GOALS:
A) Copy a passage of the article on stock return distributions word for word, beginning at the words "The purpose of" and stopping after "to model it.".
B) Pick up the article on stock return distributions after its last sentence and keep writing it.

The goal of a trader is to best possibly position him/herself to maximize their chances of winning. To do this, it is crucial that you as a trader understand the underlying probability distributions of stock market returns. Without having a good understanding of price distributions, you might base your entire trading approach on completely flawed assumptions. This can have detrimental consequences and is one reason for financial crashes and crises.
The purpose of this article is to give you a broad overview of different distributions used to model equity markets and to show you the destructive consequences of being unaware of them. This will hopefully help you gain a better understanding of the stock market and show you certain statistical tools that can be used to model it.
Are Stock Returns Distributed Normally?
By far the most commonly used distribution is the normal distribution. If you ever had any kind of statistic classes, you will have heard of it. But just to make sure, let me briefly break down the normal distribution for you.
The following diagram shows a normal (gaussian) distribution where μ is its mean and σ is its standard deviation.
As you can see, a normal distribution has a bell shape and the vast majority of occurrences fall somewhere around the mean. The further out you go, the fewer occurrences appear. Depending on the mean and standard deviation, the shape and position of the bell curve can vary. Human height is a great example of a normally distributed statistic.
Let us now apply the normal distribution to stock price returns. For all of the following histograms, I used daily return data from 2005 to 2020. Note that we will be focussing on shorter-term (daily) data in this article. The distribution for longer time periods such as monthly and yearly returns can look quite differently (more skewed and more normal). But in my opinion, the return distribution for shorter time spans is a lot more significant for retail and institutional traders alike.
This first histogram depicts SPY’s daily returns (SPY is an ETF tracking the S&P500 index). The black plot has the shape of a normal distribution with the same parameters (mean and standard deviation) as the SPY data.
As you can see, the distribution has some sort of bell-like shape, but it is far from a perfect normal distribution! There are way too many occurrences right around the mean which is about 0. Furthermore, there are too few occurrences a little further out and too many all the way at the ends of both sides. This pattern repeats itself when you apply the normal distribution to other equities.
This does make sense as stock prices mostly tend to only move a little bit at a time. However, once in a while they move very far in a very short time span. But they don’t move moderately far at once too often.
This means that a normal distribution dramatically understates the probability of small and very big moves, whereas it overestimates the likelihood of moderately sized moves.

PROVIDED DATA:
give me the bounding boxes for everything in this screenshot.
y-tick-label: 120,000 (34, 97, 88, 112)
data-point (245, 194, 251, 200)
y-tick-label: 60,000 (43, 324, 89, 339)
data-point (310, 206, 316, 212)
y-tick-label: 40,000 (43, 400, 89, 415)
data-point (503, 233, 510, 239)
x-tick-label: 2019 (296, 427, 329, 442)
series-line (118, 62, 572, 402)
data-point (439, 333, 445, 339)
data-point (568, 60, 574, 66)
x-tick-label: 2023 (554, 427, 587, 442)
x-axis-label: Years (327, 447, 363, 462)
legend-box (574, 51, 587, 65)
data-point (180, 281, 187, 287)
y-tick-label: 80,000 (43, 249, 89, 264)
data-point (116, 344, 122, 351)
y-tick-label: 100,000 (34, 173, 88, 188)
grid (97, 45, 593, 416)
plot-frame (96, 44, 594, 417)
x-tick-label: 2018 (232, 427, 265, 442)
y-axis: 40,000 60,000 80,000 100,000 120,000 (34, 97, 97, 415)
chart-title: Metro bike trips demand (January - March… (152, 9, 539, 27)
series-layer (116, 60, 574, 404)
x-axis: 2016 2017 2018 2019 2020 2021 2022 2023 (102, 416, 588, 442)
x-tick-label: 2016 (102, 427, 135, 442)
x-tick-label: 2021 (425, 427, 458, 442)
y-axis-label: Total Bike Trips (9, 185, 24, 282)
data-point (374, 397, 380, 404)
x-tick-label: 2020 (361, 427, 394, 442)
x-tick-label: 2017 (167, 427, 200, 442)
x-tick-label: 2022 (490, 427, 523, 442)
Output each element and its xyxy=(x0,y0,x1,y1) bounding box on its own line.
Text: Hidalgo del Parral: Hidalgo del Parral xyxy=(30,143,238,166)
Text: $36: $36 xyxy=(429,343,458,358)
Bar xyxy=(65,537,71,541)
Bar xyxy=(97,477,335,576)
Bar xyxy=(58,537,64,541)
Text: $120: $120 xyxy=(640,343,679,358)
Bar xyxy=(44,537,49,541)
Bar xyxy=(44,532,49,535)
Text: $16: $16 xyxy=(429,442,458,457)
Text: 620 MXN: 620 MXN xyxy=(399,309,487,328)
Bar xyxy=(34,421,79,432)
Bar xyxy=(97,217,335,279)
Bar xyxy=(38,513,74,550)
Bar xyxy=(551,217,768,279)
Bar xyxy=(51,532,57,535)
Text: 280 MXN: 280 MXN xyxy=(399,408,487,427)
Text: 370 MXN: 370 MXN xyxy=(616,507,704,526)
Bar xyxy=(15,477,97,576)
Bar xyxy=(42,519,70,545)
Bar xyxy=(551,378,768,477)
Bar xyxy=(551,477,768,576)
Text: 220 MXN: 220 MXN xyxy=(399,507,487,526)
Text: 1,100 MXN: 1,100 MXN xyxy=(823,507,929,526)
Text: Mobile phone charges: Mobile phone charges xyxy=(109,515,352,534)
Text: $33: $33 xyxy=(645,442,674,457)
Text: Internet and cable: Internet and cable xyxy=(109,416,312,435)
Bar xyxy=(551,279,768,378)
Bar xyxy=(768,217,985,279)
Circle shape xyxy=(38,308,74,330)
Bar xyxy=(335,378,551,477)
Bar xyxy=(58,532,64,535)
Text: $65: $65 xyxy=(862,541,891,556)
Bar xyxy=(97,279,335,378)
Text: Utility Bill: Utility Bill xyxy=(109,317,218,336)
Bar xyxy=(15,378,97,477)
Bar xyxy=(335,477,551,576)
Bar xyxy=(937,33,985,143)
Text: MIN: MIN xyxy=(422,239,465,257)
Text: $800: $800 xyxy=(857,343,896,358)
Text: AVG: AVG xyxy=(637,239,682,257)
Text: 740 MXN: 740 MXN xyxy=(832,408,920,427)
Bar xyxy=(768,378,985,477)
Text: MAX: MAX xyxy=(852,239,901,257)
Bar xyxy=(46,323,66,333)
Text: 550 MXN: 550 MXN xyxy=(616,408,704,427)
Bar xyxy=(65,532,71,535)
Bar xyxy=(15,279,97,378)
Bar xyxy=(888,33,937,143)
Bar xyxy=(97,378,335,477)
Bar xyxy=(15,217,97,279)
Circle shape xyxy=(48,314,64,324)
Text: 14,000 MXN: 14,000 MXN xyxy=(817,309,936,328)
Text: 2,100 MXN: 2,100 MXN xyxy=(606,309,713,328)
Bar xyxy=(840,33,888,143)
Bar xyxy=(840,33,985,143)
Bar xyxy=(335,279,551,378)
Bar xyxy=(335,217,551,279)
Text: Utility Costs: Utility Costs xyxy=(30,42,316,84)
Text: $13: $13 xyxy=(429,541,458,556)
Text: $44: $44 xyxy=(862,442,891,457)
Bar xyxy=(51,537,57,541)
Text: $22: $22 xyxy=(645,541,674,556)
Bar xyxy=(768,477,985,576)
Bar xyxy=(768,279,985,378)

EXPECTED OUTPUTS:
A)
The purpose of this article is to give you a broad overview of different distributions used to model equity markets and to show you the destructive consequences of being unaware of them. This will hopefully help you gain a better understanding of the stock market and show you certain statistical tools that can be used to model it.

B)
Especially the underestimation of big moves can be problematic in financial market models. For instance, market crashes such as the one in 2008 or 2020 are extremely unlikely according to a normal distribution. By extremely unlikely, I mean ‘once in a million + years’ unlikely! No wonder that market crashes seem so unforeseeable when such models are used to assign probability values to them.
By now, it should be clear that a normal distribution is not exactly a great model for stock returns. Nevertheless, it is the most popular choice of distribution to do exactly that. For instance, the Black Scholes Model assumes a normal distribution of stock returns. But if a normal distribution clearly doesn’t do a great job, why would you choose it over another, more accurate distribution?
The normal distribution is (one of) the most-researched and best-understood probability distributions in statistics. Therefore, it is very easy to work with a normal distribution. Certain mathematical models and tools would simply not work with other distributions. That’s why a normal distribution is often preferred over other ones.
A More Accurate Probability Distribution of Stock Market Returns
With the normal distribution out of the way, let us find a distribution that better resembles the actual shape of equity returns. What we need is a distribution that is taller at the mean and that has fatter tails. One distribution that does exactly that is the student t distribution.
If we apply the student t distribution to our SPY dataset, it does a better job than the normal distribution, especially at the extremes. This is already a significant improvement because the underestimation of big moves in the normal distribution can lead to grossly flawed risk assessments in certain models. Nevertheless, the student t distribution still understates the number of occurrences of smaller moves.
The student t distribution is already a definite improvement over the normal distribution. But I think we can find an even better distribution, namely the double exponential or Laplace distribution. It is a symmetrical distribution with fat tails and a tall peak right at the mean – exactly what we want. Here is a diagram with the normal, student t, and double exponential distribution fitted to the SPY daily return data:
It is clearly visible that the Laplace distribution does the best job in approximating the actual distribution of SPY’s returns.
Even though a quick visual comparison is a good benchmark, it is important to test the fit of different distributions through rigorous statistical tests. If you are interested in seeing the results of such tests, you could check out this research paper as well as Eugene Fama’s article on the behavior of stock prices.
What is the Right Distribution?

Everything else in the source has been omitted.